- **To be done**
Every record must be repeated exactly, with no omission.

Entries from a dataset
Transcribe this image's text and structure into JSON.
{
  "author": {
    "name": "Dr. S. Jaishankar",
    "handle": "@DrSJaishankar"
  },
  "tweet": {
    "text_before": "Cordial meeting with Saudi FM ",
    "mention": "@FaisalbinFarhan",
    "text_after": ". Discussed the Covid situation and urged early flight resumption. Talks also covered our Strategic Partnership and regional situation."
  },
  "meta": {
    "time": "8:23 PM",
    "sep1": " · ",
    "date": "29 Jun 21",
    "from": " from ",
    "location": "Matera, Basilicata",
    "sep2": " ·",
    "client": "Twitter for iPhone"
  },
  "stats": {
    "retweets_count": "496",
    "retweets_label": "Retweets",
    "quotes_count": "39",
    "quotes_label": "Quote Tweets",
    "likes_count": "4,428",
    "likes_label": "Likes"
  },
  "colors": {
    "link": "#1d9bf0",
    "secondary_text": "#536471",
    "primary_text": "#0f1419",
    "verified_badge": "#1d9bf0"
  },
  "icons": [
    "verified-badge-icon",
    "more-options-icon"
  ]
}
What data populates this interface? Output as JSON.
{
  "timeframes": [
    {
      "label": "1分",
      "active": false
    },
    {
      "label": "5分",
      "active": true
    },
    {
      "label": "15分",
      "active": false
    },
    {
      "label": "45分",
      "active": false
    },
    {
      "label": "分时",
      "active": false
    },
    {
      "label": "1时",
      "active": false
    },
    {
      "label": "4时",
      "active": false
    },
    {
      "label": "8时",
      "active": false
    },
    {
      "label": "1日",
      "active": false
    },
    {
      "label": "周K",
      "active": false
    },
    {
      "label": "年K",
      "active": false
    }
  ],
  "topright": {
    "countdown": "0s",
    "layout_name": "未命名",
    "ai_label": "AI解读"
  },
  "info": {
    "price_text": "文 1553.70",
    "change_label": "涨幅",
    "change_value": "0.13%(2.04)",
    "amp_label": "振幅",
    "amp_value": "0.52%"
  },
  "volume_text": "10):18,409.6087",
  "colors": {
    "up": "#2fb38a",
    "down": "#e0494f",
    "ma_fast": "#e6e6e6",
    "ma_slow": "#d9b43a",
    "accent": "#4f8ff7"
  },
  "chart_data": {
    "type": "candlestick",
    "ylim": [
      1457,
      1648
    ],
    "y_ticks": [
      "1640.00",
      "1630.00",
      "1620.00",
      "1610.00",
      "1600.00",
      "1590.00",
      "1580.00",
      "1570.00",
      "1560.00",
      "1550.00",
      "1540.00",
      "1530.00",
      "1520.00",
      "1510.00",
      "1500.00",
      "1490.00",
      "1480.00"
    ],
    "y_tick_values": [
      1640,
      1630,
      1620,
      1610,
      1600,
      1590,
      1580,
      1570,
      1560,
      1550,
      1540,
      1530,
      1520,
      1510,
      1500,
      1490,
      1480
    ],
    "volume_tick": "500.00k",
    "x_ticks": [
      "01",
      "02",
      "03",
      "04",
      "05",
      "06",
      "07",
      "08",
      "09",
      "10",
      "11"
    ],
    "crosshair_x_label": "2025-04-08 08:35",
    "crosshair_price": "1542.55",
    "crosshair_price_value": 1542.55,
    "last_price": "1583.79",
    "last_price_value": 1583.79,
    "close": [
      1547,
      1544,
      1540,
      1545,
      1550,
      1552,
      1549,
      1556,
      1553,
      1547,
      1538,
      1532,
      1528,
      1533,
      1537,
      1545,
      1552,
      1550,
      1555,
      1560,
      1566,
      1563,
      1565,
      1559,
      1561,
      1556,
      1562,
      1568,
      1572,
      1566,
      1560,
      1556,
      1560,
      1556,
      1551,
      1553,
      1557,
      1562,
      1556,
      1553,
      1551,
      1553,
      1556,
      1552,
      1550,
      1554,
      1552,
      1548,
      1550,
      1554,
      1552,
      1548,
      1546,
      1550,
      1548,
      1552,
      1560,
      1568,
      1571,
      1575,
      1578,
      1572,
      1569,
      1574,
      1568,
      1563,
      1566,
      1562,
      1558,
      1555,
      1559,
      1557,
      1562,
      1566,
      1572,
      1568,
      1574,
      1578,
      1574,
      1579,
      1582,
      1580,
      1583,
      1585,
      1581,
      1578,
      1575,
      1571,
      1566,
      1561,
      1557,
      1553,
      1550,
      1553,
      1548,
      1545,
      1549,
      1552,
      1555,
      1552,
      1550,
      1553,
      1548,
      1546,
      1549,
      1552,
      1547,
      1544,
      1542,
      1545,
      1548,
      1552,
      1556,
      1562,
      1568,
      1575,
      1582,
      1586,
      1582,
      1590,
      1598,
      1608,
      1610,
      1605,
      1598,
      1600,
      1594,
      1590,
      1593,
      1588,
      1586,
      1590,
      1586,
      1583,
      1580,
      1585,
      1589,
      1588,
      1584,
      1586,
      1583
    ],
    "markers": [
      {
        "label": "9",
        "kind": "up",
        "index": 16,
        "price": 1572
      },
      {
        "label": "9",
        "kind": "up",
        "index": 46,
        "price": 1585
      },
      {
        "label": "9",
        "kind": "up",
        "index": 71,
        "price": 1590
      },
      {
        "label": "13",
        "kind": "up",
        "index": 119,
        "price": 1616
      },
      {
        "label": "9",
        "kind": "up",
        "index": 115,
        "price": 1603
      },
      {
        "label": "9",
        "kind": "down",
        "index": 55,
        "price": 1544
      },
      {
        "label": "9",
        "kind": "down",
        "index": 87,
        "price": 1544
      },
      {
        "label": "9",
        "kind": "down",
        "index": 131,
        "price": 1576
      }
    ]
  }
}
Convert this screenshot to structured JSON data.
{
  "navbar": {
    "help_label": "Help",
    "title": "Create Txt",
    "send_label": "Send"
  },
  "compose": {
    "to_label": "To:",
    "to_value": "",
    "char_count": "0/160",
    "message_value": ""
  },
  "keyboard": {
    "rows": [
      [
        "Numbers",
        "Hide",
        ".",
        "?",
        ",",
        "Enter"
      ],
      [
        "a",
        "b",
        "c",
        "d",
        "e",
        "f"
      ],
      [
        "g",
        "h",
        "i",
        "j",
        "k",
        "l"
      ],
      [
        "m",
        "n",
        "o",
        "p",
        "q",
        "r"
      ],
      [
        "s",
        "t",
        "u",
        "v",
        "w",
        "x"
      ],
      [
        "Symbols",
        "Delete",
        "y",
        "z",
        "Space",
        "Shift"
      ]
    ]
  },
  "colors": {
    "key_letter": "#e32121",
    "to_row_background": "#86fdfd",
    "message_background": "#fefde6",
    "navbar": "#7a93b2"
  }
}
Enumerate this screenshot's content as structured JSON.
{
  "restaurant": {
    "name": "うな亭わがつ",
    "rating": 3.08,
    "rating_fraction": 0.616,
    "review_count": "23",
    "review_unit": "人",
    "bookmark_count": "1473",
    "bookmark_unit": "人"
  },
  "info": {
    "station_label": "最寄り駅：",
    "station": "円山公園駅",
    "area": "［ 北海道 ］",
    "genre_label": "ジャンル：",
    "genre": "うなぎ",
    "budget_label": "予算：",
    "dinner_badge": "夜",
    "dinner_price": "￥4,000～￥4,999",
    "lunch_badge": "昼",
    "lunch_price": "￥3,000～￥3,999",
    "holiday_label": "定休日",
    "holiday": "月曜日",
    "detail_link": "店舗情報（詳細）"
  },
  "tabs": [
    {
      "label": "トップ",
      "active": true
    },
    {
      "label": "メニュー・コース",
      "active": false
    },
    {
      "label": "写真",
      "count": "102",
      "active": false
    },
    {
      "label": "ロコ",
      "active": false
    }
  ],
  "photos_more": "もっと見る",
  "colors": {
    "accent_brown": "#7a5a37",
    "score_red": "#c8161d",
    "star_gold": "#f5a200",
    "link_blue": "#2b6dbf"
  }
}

- **Reply to the exercise**
Transcribe this image's text and structure into JSON.
{
  "author": {
    "name": "Dr. S. Jaishankar",
    "handle": "@DrSJaishankar"
  },
  "tweet": {
    "text_before": "Cordial meeting with Saudi FM ",
    "mention": "@FaisalbinFarhan",
    "text_after": ". Discussed the Covid situation and urged early flight resumption. Talks also covered our Strategic Partnership and regional situation."
  },
  "meta": {
    "time": "8:23 PM",
    "sep1": " · ",
    "date": "29 Jun 21",
    "from": " from ",
    "location": "Matera, Basilicata",
    "sep2": " ·",
    "client": "Twitter for iPhone"
  },
  "stats": {
    "retweets_count": "496",
    "retweets_label": "Retweets",
    "quotes_count": "39",
    "quotes_label": "Quote Tweets",
    "likes_count": "4,428",
    "likes_label": "Likes"
  },
  "colors": {
    "link": "#1d9bf0",
    "secondary_text": "#536471",
    "primary_text": "#0f1419",
    "verified_badge": "#1d9bf0"
  },
  "icons": [
    "verified-badge-icon",
    "more-options-icon"
  ]
}
What data populates this interface? Output as JSON.
{
  "timeframes": [
    {
      "label": "1分",
      "active": false
    },
    {
      "label": "5分",
      "active": true
    },
    {
      "label": "15分",
      "active": false
    },
    {
      "label": "45分",
      "active": false
    },
    {
      "label": "分时",
      "active": false
    },
    {
      "label": "1时",
      "active": false
    },
    {
      "label": "4时",
      "active": false
    },
    {
      "label": "8时",
      "active": false
    },
    {
      "label": "1日",
      "active": false
    },
    {
      "label": "周K",
      "active": false
    },
    {
      "label": "年K",
      "active": false
    }
  ],
  "topright": {
    "countdown": "0s",
    "layout_name": "未命名",
    "ai_label": "AI解读"
  },
  "info": {
    "price_text": "文 1553.70",
    "change_label": "涨幅",
    "change_value": "0.13%(2.04)",
    "amp_label": "振幅",
    "amp_value": "0.52%"
  },
  "volume_text": "10):18,409.6087",
  "colors": {
    "up": "#2fb38a",
    "down": "#e0494f",
    "ma_fast": "#e6e6e6",
    "ma_slow": "#d9b43a",
    "accent": "#4f8ff7"
  },
  "chart_data": {
    "type": "candlestick",
    "ylim": [
      1457,
      1648
    ],
    "y_ticks": [
      "1640.00",
      "1630.00",
      "1620.00",
      "1610.00",
      "1600.00",
      "1590.00",
      "1580.00",
      "1570.00",
      "1560.00",
      "1550.00",
      "1540.00",
      "1530.00",
      "1520.00",
      "1510.00",
      "1500.00",
      "1490.00",
      "1480.00"
    ],
    "y_tick_values": [
      1640,
      1630,
      1620,
      1610,
      1600,
      1590,
      1580,
      1570,
      1560,
      1550,
      1540,
      1530,
      1520,
      1510,
      1500,
      1490,
      1480
    ],
    "volume_tick": "500.00k",
    "x_ticks": [
      "01",
      "02",
      "03",
      "04",
      "05",
      "06",
      "07",
      "08",
      "09",
      "10",
      "11"
    ],
    "crosshair_x_label": "2025-04-08 08:35",
    "crosshair_price": "1542.55",
    "crosshair_price_value": 1542.55,
    "last_price": "1583.79",
    "last_price_value": 1583.79,
    "close": [
      1547,
      1544,
      1540,
      1545,
      1550,
      1552,
      1549,
      1556,
      1553,
      1547,
      1538,
      1532,
      1528,
      1533,
      1537,
      1545,
      1552,
      1550,
      1555,
      1560,
      1566,
      1563,
      1565,
      1559,
      1561,
      1556,
      1562,
      1568,
      1572,
      1566,
      1560,
      1556,
      1560,
      1556,
      1551,
      1553,
      1557,
      1562,
      1556,
      1553,
      1551,
      1553,
      1556,
      1552,
      1550,
      1554,
      1552,
      1548,
      1550,
      1554,
      1552,
      1548,
      1546,
      1550,
      1548,
      1552,
      1560,
      1568,
      1571,
      1575,
      1578,
      1572,
      1569,
      1574,
      1568,
      1563,
      1566,
      1562,
      1558,
      1555,
      1559,
      1557,
      1562,
      1566,
      1572,
      1568,
      1574,
      1578,
      1574,
      1579,
      1582,
      1580,
      1583,
      1585,
      1581,
      1578,
      1575,
      1571,
      1566,
      1561,
      1557,
      1553,
      1550,
      1553,
      1548,
      1545,
      1549,
      1552,
      1555,
      1552,
      1550,
      1553,
      1548,
      1546,
      1549,
      1552,
      1547,
      1544,
      1542,
      1545,
      1548,
      1552,
      1556,
      1562,
      1568,
      1575,
      1582,
      1586,
      1582,
      1590,
      1598,
      1608,
      1610,
      1605,
      1598,
      1600,
      1594,
      1590,
      1593,
      1588,
      1586,
      1590,
      1586,
      1583,
      1580,
      1585,
      1589,
      1588,
      1584,
      1586,
      1583
    ],
    "markers": [
      {
        "label": "9",
        "kind": "up",
        "index": 16,
        "price": 1572
      },
      {
        "label": "9",
        "kind": "up",
        "index": 46,
        "price": 1585
      },
      {
        "label": "9",
        "kind": "up",
        "index": 71,
        "price": 1590
      },
      {
        "label": "13",
        "kind": "up",
        "index": 119,
        "price": 1616
      },
      {
        "label": "9",
        "kind": "up",
        "index": 115,
        "price": 1603
      },
      {
        "label": "9",
        "kind": "down",
        "index": 55,
        "price": 1544
      },
      {
        "label": "9",
        "kind": "down",
        "index": 87,
        "price": 1544
      },
      {
        "label": "9",
        "kind": "down",
        "index": 131,
        "price": 1576
      }
    ]
  }
}
Convert this screenshot to structured JSON data.
{
  "navbar": {
    "help_label": "Help",
    "title": "Create Txt",
    "send_label": "Send"
  },
  "compose": {
    "to_label": "To:",
    "to_value": "",
    "char_count": "0/160",
    "message_value": ""
  },
  "keyboard": {
    "rows": [
      [
        "Numbers",
        "Hide",
        ".",
        "?",
        ",",
        "Enter"
      ],
      [
        "a",
        "b",
        "c",
        "d",
        "e",
        "f"
      ],
      [
        "g",
        "h",
        "i",
        "j",
        "k",
        "l"
      ],
      [
        "m",
        "n",
        "o",
        "p",
        "q",
        "r"
      ],
      [
        "s",
        "t",
        "u",
        "v",
        "w",
        "x"
      ],
      [
        "Symbols",
        "Delete",
        "y",
        "z",
        "Space",
        "Shift"
      ]
    ]
  },
  "colors": {
    "key_letter": "#e32121",
    "to_row_background": "#86fdfd",
    "message_background": "#fefde6",
    "navbar": "#7a93b2"
  }
}
Enumerate this screenshot's content as structured JSON.
{
  "restaurant": {
    "name": "うな亭わがつ",
    "rating": 3.08,
    "rating_fraction": 0.616,
    "review_count": "23",
    "review_unit": "人",
    "bookmark_count": "1473",
    "bookmark_unit": "人"
  },
  "info": {
    "station_label": "最寄り駅：",
    "station": "円山公園駅",
    "area": "［ 北海道 ］",
    "genre_label": "ジャンル：",
    "genre": "うなぎ",
    "budget_label": "予算：",
    "dinner_badge": "夜",
    "dinner_price": "￥4,000～￥4,999",
    "lunch_badge": "昼",
    "lunch_price": "￥3,000～￥3,999",
    "holiday_label": "定休日",
    "holiday": "月曜日",
    "detail_link": "店舗情報（詳細）"
  },
  "tabs": [
    {
      "label": "トップ",
      "active": true
    },
    {
      "label": "メニュー・コース",
      "active": false
    },
    {
      "label": "写真",
      "count": "102",
      "active": false
    },
    {
      "label": "ロコ",
      "active": false
    }
  ],
  "photos_more": "もっと見る",
  "colors": {
    "accent_brown": "#7a5a37",
    "score_red": "#c8161d",
    "star_gold": "#f5a200",
    "link_blue": "#2b6dbf"
  }
}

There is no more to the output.